(Element position data)

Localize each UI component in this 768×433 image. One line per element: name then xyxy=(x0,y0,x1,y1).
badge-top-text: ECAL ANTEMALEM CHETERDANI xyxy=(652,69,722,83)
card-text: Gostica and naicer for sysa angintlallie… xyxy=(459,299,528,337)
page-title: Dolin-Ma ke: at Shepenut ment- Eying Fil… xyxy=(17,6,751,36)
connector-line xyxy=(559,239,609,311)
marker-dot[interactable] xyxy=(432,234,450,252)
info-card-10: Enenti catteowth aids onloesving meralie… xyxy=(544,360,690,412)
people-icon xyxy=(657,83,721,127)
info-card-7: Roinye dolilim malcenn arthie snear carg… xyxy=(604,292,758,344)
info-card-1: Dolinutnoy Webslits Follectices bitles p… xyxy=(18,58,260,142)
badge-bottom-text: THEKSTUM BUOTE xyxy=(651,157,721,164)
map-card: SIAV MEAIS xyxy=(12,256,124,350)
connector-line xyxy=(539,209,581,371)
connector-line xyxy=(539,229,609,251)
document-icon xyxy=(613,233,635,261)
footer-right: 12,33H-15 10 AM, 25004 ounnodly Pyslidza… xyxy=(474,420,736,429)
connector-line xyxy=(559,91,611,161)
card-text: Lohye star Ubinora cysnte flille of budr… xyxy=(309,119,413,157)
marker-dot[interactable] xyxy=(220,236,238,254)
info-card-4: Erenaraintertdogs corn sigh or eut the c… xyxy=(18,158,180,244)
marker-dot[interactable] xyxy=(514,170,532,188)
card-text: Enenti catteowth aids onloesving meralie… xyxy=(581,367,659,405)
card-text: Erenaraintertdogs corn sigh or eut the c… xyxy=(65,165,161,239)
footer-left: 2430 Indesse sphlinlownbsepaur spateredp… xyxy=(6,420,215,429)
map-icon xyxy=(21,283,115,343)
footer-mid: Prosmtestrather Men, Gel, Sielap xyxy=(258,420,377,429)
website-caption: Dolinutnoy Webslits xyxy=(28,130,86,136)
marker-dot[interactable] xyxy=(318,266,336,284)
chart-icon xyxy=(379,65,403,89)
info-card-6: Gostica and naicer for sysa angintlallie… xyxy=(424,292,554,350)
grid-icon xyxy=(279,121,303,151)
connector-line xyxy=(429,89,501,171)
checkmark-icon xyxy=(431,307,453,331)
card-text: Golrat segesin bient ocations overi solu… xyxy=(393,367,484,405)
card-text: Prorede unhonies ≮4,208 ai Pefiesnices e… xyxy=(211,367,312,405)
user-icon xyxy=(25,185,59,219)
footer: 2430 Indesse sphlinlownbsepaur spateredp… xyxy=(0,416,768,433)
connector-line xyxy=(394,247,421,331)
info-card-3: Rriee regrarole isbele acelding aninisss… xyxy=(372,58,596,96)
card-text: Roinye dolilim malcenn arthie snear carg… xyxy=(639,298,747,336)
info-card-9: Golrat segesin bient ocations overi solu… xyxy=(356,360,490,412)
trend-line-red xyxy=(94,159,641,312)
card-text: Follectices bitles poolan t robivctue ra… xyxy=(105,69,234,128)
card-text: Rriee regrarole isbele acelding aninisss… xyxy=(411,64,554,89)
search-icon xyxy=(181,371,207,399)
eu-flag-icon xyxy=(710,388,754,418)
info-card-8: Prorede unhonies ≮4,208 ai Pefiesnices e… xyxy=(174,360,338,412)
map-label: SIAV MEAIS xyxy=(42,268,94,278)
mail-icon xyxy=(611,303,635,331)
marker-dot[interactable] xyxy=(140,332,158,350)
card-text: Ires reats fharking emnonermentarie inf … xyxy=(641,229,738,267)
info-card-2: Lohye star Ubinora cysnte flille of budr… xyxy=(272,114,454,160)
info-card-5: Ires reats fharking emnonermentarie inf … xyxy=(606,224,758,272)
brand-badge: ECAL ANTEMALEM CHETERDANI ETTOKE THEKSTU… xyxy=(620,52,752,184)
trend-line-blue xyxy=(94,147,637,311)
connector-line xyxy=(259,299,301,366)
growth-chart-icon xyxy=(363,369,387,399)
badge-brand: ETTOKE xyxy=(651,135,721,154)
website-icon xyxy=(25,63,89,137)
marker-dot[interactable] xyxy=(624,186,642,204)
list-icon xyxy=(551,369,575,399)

**Given problem:** Express every line of the records above as a JSON list of strings, one string per line, leaving out any blank lines.

**The response:**
[
  "Localize each UI component in this 768×433 image. One line per element: name then xyxy=(x0,y0,x1,y1).",
  "badge-top-text: ECAL ANTEMALEM CHETERDANI xyxy=(652,69,722,83)",
  "card-text: Gostica and naicer for sysa angintlallie… xyxy=(459,299,528,337)",
  "page-title: Dolin-Ma ke: at Shepenut ment- Eying Fil… xyxy=(17,6,751,36)",
  "connector-line xyxy=(559,239,609,311)",
  "marker-dot[interactable] xyxy=(432,234,450,252)",
  "info-card-10: Enenti catteowth aids onloesving meralie… xyxy=(544,360,690,412)",
  "people-icon xyxy=(657,83,721,127)",
  "info-card-7: Roinye dolilim malcenn arthie snear carg… xyxy=(604,292,758,344)",
  "info-card-1: Dolinutnoy Webslits Follectices bitles p… xyxy=(18,58,260,142)",
  "badge-bottom-text: THEKSTUM BUOTE xyxy=(651,157,721,164)",
  "map-card: SIAV MEAIS xyxy=(12,256,124,350)",
  "connector-line xyxy=(539,209,581,371)",
  "connector-line xyxy=(539,229,609,251)",
  "document-icon xyxy=(613,233,635,261)",
  "footer-right: 12,33H-15 10 AM, 25004 ounnodly Pyslidza… xyxy=(474,420,736,429)",
  "connector-line xyxy=(559,91,611,161)",
  "card-text: Lohye star Ubinora cysnte flille of budr… xyxy=(309,119,413,157)",
  "marker-dot[interactable] xyxy=(220,236,238,254)",
  "info-card-4: Erenaraintertdogs corn sigh or eut the c… xyxy=(18,158,180,244)",
  "marker-dot[interactable] xyxy=(514,170,532,188)",
  "card-text: Enenti catteowth aids onloesving meralie… xyxy=(581,367,659,405)",
  "card-text: Erenaraintertdogs corn sigh or eut the c… xyxy=(65,165,161,239)",
  "footer-left: 2430 Indesse sphlinlownbsepaur spateredp… xyxy=(6,420,215,429)",
  "map-icon xyxy=(21,283,115,343)",
  "footer-mid: Prosmtestrather Men, Gel, Sielap xyxy=(258,420,377,429)",
  "website-caption: Dolinutnoy Webslits xyxy=(28,130,86,136)",
  "marker-dot[interactable] xyxy=(318,266,336,284)",
  "chart-icon xyxy=(379,65,403,89)",
  "info-card-6: Gostica and naicer for sysa angintlallie… xyxy=(424,292,554,350)",
  "grid-icon xyxy=(279,121,303,151)",
  "connector-line xyxy=(429,89,501,171)",
  "checkmark-icon xyxy=(431,307,453,331)",
  "card-text: Golrat segesin bient ocations overi solu… xyxy=(393,367,484,405)",
  "card-text: Prorede unhonies ≮4,208 ai Pefiesnices e… xyxy=(211,367,312,405)",
  "user-icon xyxy=(25,185,59,219)",
  "footer: 2430 Indesse sphlinlownbsepaur spateredp… xyxy=(0,416,768,433)",
  "connector-line xyxy=(394,247,421,331)",
  "info-card-3: Rriee regrarole isbele acelding aninisss… xyxy=(372,58,596,96)",
  "card-text: Roinye dolilim malcenn arthie snear carg… xyxy=(639,298,747,336)",
  "info-card-9: Golrat segesin bient ocations overi solu… xyxy=(356,360,490,412)",
  "trend-line-red xyxy=(94,159,641,312)",
  "card-text: Follectices bitles poolan t robivctue ra… xyxy=(105,69,234,128)",
  "card-text: Rriee regrarole isbele acelding aninisss… xyxy=(411,64,554,89)",
  "search-icon xyxy=(181,371,207,399)",
  "eu-flag-icon xyxy=(710,388,754,418)",
  "info-card-8: Prorede unhonies ≮4,208 ai Pefiesnices e… xyxy=(174,360,338,412)",
  "map-label: SIAV MEAIS xyxy=(42,268,94,278)",
  "mail-icon xyxy=(611,303,635,331)",
  "marker-dot[interactable] xyxy=(140,332,158,350)",
  "card-text: Ires reats fharking emnonermentarie inf … xyxy=(641,229,738,267)",
  "info-card-2: Lohye star Ubinora cysnte flille of budr… xyxy=(272,114,454,160)",
  "info-card-5: Ires reats fharking emnonermentarie inf … xyxy=(606,224,758,272)",
  "brand-badge: ECAL ANTEMALEM CHETERDANI ETTOKE THEKSTU… xyxy=(620,52,752,184)",
  "trend-line-blue xyxy=(94,147,637,311)",
  "connector-line xyxy=(259,299,301,366)",
  "growth-chart-icon xyxy=(363,369,387,399)",
  "badge-brand: ETTOKE xyxy=(651,135,721,154)",
  "website-icon xyxy=(25,63,89,137)",
  "marker-dot[interactable] xyxy=(624,186,642,204)",
  "list-icon xyxy=(551,369,575,399)"
]